▶ **Exercise goal**:
Could you write out the records below exactly as they appear, leaving out any pictures?

#### Material for this exercise

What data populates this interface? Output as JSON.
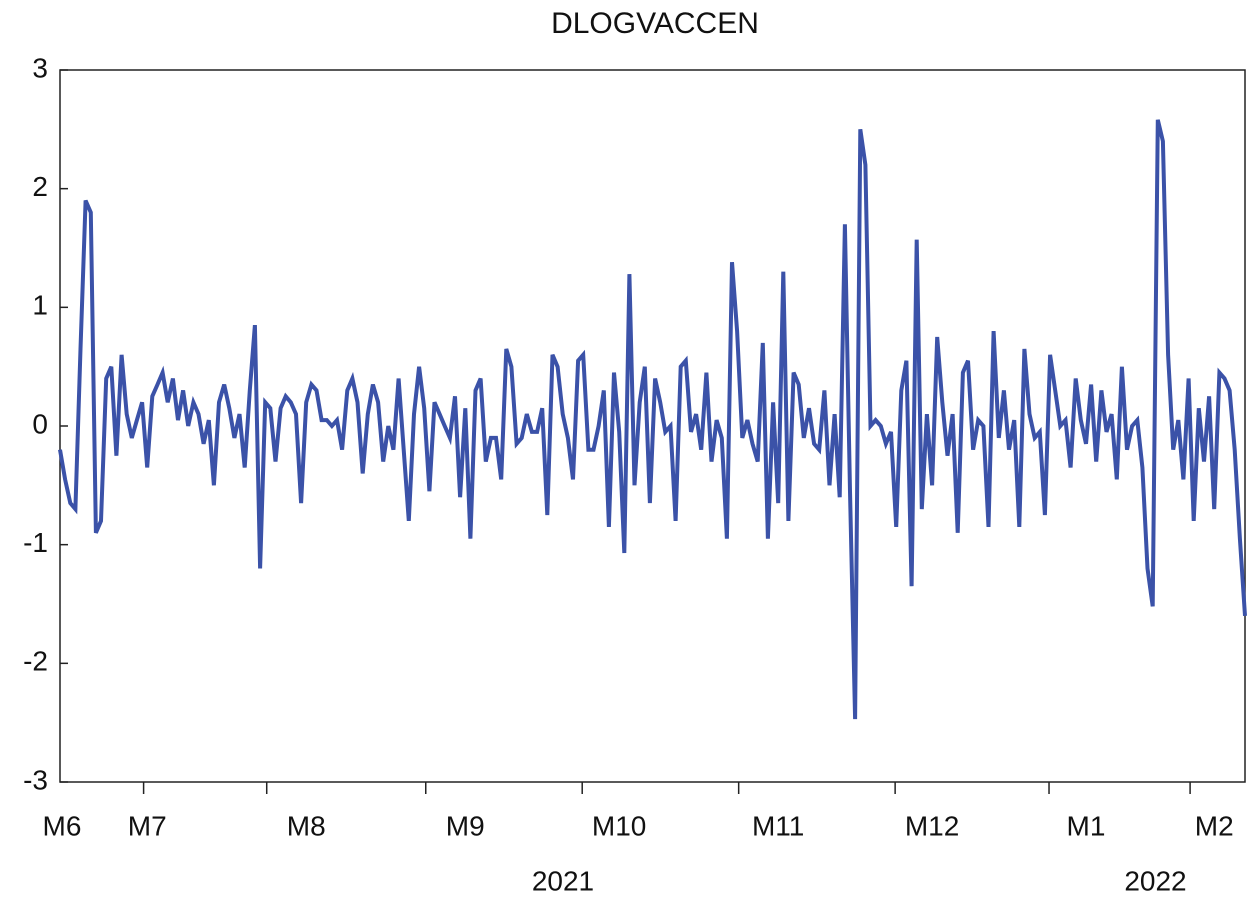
{
  "chart_data": {
    "type": "line",
    "title": "DLOGVACCEN",
    "categories": [
      "M6",
      null,
      null,
      null,
      null,
      null,
      null,
      null,
      null,
      null,
      null,
      null,
      null,
      null,
      null,
      null,
      null,
      "M7",
      null,
      null,
      null,
      null,
      null,
      null,
      null,
      null,
      null,
      null,
      null,
      null,
      null,
      null,
      null,
      null,
      null,
      null,
      null,
      null,
      null,
      null,
      null,
      null,
      null,
      null,
      null,
      null,
      null,
      null,
      "M8",
      null,
      null,
      null,
      null,
      null,
      null,
      null,
      null,
      null,
      null,
      null,
      null,
      null,
      null,
      null,
      null,
      null,
      null,
      null,
      null,
      null,
      null,
      null,
      null,
      null,
      null,
      null,
      null,
      null,
      null,
      "M9",
      null,
      null,
      null,
      null,
      null,
      null,
      null,
      null,
      null,
      null,
      null,
      null,
      null,
      null,
      null,
      null,
      null,
      null,
      null,
      null,
      null,
      null,
      null,
      null,
      null,
      null,
      null,
      null,
      null,
      "M10",
      null,
      null,
      null,
      null,
      null,
      null,
      null,
      null,
      null,
      null,
      null,
      null,
      null,
      null,
      null,
      null,
      null,
      null,
      null,
      null,
      null,
      null,
      null,
      null,
      null,
      null,
      null,
      null,
      null,
      null,
      "M11",
      null,
      null,
      null,
      null,
      null,
      null,
      null,
      null,
      null,
      null,
      null,
      null,
      null,
      null,
      null,
      null,
      null,
      null,
      null,
      null,
      null,
      null,
      null,
      null,
      null,
      null,
      null,
      null,
      null,
      "M12",
      null,
      null,
      null,
      null,
      null,
      null,
      null,
      null,
      null,
      null,
      null,
      null,
      null,
      null,
      null,
      null,
      null,
      null,
      null,
      null,
      null,
      null,
      null,
      null,
      null,
      null,
      null,
      null,
      null,
      "M1",
      null,
      null,
      null,
      null,
      null,
      null,
      null,
      null,
      null,
      null,
      null,
      null,
      null,
      null,
      null,
      null,
      null,
      null,
      null,
      null,
      null,
      null,
      null,
      null,
      "M2",
      null,
      null,
      null,
      null,
      null,
      null
    ],
    "x_groups": [
      "2021",
      "2022"
    ],
    "series": [
      {
        "name": "DLOGVACCEN",
        "color": "#3b52a8",
        "values": [
          -0.2,
          -0.45,
          -0.65,
          -0.7,
          0.65,
          1.9,
          1.8,
          -0.9,
          -0.8,
          0.4,
          0.5,
          -0.25,
          0.6,
          0.1,
          -0.1,
          0.05,
          0.2,
          -0.35,
          0.25,
          0.35,
          0.45,
          0.2,
          0.4,
          0.05,
          0.3,
          0.0,
          0.2,
          0.1,
          -0.15,
          0.05,
          -0.5,
          0.2,
          0.35,
          0.15,
          -0.1,
          0.1,
          -0.35,
          0.3,
          0.85,
          -1.2,
          0.2,
          0.15,
          -0.3,
          0.15,
          0.25,
          0.2,
          0.1,
          -0.65,
          0.2,
          0.35,
          0.3,
          0.05,
          0.05,
          0.0,
          0.05,
          -0.2,
          0.3,
          0.4,
          0.2,
          -0.4,
          0.1,
          0.35,
          0.2,
          -0.3,
          0.0,
          -0.2,
          0.4,
          -0.2,
          -0.8,
          0.1,
          0.5,
          0.15,
          -0.55,
          0.2,
          0.1,
          0.0,
          -0.1,
          0.25,
          -0.6,
          0.15,
          -0.95,
          0.3,
          0.4,
          -0.3,
          -0.1,
          -0.1,
          -0.45,
          0.65,
          0.5,
          -0.15,
          -0.1,
          0.1,
          -0.05,
          -0.05,
          0.15,
          -0.75,
          0.6,
          0.5,
          0.1,
          -0.1,
          -0.45,
          0.55,
          0.6,
          -0.2,
          -0.2,
          0.0,
          0.3,
          -0.85,
          0.45,
          -0.05,
          -1.07,
          1.28,
          -0.5,
          0.2,
          0.5,
          -0.65,
          0.4,
          0.2,
          -0.05,
          0.0,
          -0.8,
          0.5,
          0.55,
          -0.05,
          0.1,
          -0.2,
          0.45,
          -0.3,
          0.05,
          -0.1,
          -0.95,
          1.38,
          0.8,
          -0.1,
          0.05,
          -0.15,
          -0.3,
          0.7,
          -0.95,
          0.2,
          -0.65,
          1.3,
          -0.8,
          0.45,
          0.35,
          -0.1,
          0.15,
          -0.15,
          -0.2,
          0.3,
          -0.5,
          0.1,
          -0.6,
          1.7,
          -0.55,
          -2.47,
          2.5,
          2.2,
          0.0,
          0.05,
          0.0,
          -0.15,
          -0.05,
          -0.85,
          0.3,
          0.55,
          -1.35,
          1.57,
          -0.7,
          0.1,
          -0.5,
          0.75,
          0.2,
          -0.25,
          0.1,
          -0.9,
          0.45,
          0.55,
          -0.2,
          0.05,
          0.0,
          -0.85,
          0.8,
          -0.1,
          0.3,
          -0.2,
          0.05,
          -0.85,
          0.65,
          0.1,
          -0.1,
          -0.05,
          -0.75,
          0.6,
          0.3,
          0.0,
          0.05,
          -0.35,
          0.4,
          0.05,
          -0.15,
          0.35,
          -0.3,
          0.3,
          -0.05,
          0.1,
          -0.45,
          0.5,
          -0.2,
          0.0,
          0.05,
          -0.35,
          -1.2,
          -1.52,
          2.58,
          2.4,
          0.6,
          -0.2,
          0.05,
          -0.45,
          0.4,
          -0.8,
          0.15,
          -0.3,
          0.25,
          -0.7,
          0.45,
          0.4,
          0.3,
          -0.2,
          -0.95,
          -1.6
        ]
      }
    ],
    "ylim": [
      -3,
      3
    ],
    "yticks": [
      -3,
      -2,
      -1,
      0,
      1,
      2,
      3
    ],
    "grid": false
  }
}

########

▶ **Written answer**:
What data populates this interface? Output as JSON.
{
  "chart_data": {
    "type": "line",
    "title": "DLOGVACCEN",
    "categories": [
      "M6",
      null,
      null,
      null,
      null,
      null,
      null,
      null,
      null,
      null,
      null,
      null,
      null,
      null,
      null,
      null,
      null,
      "M7",
      null,
      null,
      null,
      null,
      null,
      null,
      null,
      null,
      null,
      null,
      null,
      null,
      null,
      null,
      null,
      null,
      null,
      null,
      null,
      null,
      null,
      null,
      null,
      null,
      null,
      null,
      null,
      null,
      null,
      null,
      "M8",
      null,
      null,
      null,
      null,
      null,
      null,
      null,
      null,
      null,
      null,
      null,
      null,
      null,
      null,
      null,
      null,
      null,
      null,
      null,
      null,
      null,
      null,
      null,
      null,
      null,
      null,
      null,
      null,
      null,
      null,
      "M9",
      null,
      null,
      null,
      null,
      null,
      null,
      null,
      null,
      null,
      null,
      null,
      null,
      null,
      null,
      null,
      null,
      null,
      null,
      null,
      null,
      null,
      null,
      null,
      null,
      null,
      null,
      null,
      null,
      null,
      "M10",
      null,
      null,
      null,
      null,
      null,
      null,
      null,
      null,
      null,
      null,
      null,
      null,
      null,
      null,
      null,
      null,
      null,
      null,
      null,
      null,
      null,
      null,
      null,
      null,
      null,
      null,
      null,
      null,
      null,
      null,
      "M11",
      null,
      null,
      null,
      null,
      null,
      null,
      null,
      null,
      null,
      null,
      null,
      null,
      null,
      null,
      null,
      null,
      null,
      null,
      null,
      null,
      null,
      null,
      null,
      null,
      null,
      null,
      null,
      null,
      null,
      "M12",
      null,
      null,
      null,
      null,
      null,
      null,
      null,
      null,
      null,
      null,
      null,
      null,
      null,
      null,
      null,
      null,
      null,
      null,
      null,
      null,
      null,
      null,
      null,
      null,
      null,
      null,
      null,
      null,
      null,
      "M1",
      null,
      null,
      null,
      null,
      null,
      null,
      null,
      null,
      null,
      null,
      null,
      null,
      null,
      null,
      null,
      null,
      null,
      null,
      null,
      null,
      null,
      null,
      null,
      null,
      "M2",
      null,
      null,
      null,
      null,
      null,
      null
    ],
    "x_groups": [
      "2021",
      "2022"
    ],
    "series": [
      {
        "name": "DLOGVACCEN",
        "color": "#3b52a8",
        "values": [
          -0.2,
          -0.45,
          -0.65,
          -0.7,
          0.65,
          1.9,
          1.8,
          -0.9,
          -0.8,
          0.4,
          0.5,
          -0.25,
          0.6,
          0.1,
          -0.1,
          0.05,
          0.2,
          -0.35,
          0.25,
          0.35,
          0.45,
          0.2,
          0.4,
          0.05,
          0.3,
          0.0,
          0.2,
          0.1,
          -0.15,
          0.05,
          -0.5,
          0.2,
          0.35,
          0.15,
          -0.1,
          0.1,
          -0.35,
          0.3,
          0.85,
          -1.2,
          0.2,
          0.15,
          -0.3,
          0.15,
          0.25,
          0.2,
          0.1,
          -0.65,
          0.2,
          0.35,
          0.3,
          0.05,
          0.05,
          0.0,
          0.05,
          -0.2,
          0.3,
          0.4,
          0.2,
          -0.4,
          0.1,
          0.35,
          0.2,
          -0.3,
          0.0,
          -0.2,
          0.4,
          -0.2,
          -0.8,
          0.1,
          0.5,
          0.15,
          -0.55,
          0.2,
          0.1,
          0.0,
          -0.1,
          0.25,
          -0.6,
          0.15,
          -0.95,
          0.3,
          0.4,
          -0.3,
          -0.1,
          -0.1,
          -0.45,
          0.65,
          0.5,
          -0.15,
          -0.1,
          0.1,
          -0.05,
          -0.05,
          0.15,
          -0.75,
          0.6,
          0.5,
          0.1,
          -0.1,
          -0.45,
          0.55,
          0.6,
          -0.2,
          -0.2,
          0.0,
          0.3,
          -0.85,
          0.45,
          -0.05,
          -1.07,
          1.28,
          -0.5,
          0.2,
          0.5,
          -0.65,
          0.4,
          0.2,
          -0.05,
          0.0,
          -0.8,
          0.5,
          0.55,
          -0.05,
          0.1,
          -0.2,
          0.45,
          -0.3,
          0.05,
          -0.1,
          -0.95,
          1.38,
          0.8,
          -0.1,
          0.05,
          -0.15,
          -0.3,
          0.7,
          -0.95,
          0.2,
          -0.65,
          1.3,
          -0.8,
          0.45,
          0.35,
          -0.1,
          0.15,
          -0.15,
          -0.2,
          0.3,
          -0.5,
          0.1,
          -0.6,
          1.7,
          -0.55,
          -2.47,
          2.5,
          2.2,
          0.0,
          0.05,
          0.0,
          -0.15,
          -0.05,
          -0.85,
          0.3,
          0.55,
          -1.35,
          1.57,
          -0.7,
          0.1,
          -0.5,
          0.75,
          0.2,
          -0.25,
          0.1,
          -0.9,
          0.45,
          0.55,
          -0.2,
          0.05,
          0.0,
          -0.85,
          0.8,
          -0.1,
          0.3,
          -0.2,
          0.05,
          -0.85,
          0.65,
          0.1,
          -0.1,
          -0.05,
          -0.75,
          0.6,
          0.3,
          0.0,
          0.05,
          -0.35,
          0.4,
          0.05,
          -0.15,
          0.35,
          -0.3,
          0.3,
          -0.05,
          0.1,
          -0.45,
          0.5,
          -0.2,
          0.0,
          0.05,
          -0.35,
          -1.2,
          -1.52,
          2.58,
          2.4,
          0.6,
          -0.2,
          0.05,
          -0.45,
          0.4,
          -0.8,
          0.15,
          -0.3,
          0.25,
          -0.7,
          0.45,
          0.4,
          0.3,
          -0.2,
          -0.95,
          -1.6
        ]
      }
    ],
    "ylim": [
      -3,
      3
    ],
    "yticks": [
      -3,
      -2,
      -1,
      0,
      1,
      2,
      3
    ],
    "grid": false
  }
}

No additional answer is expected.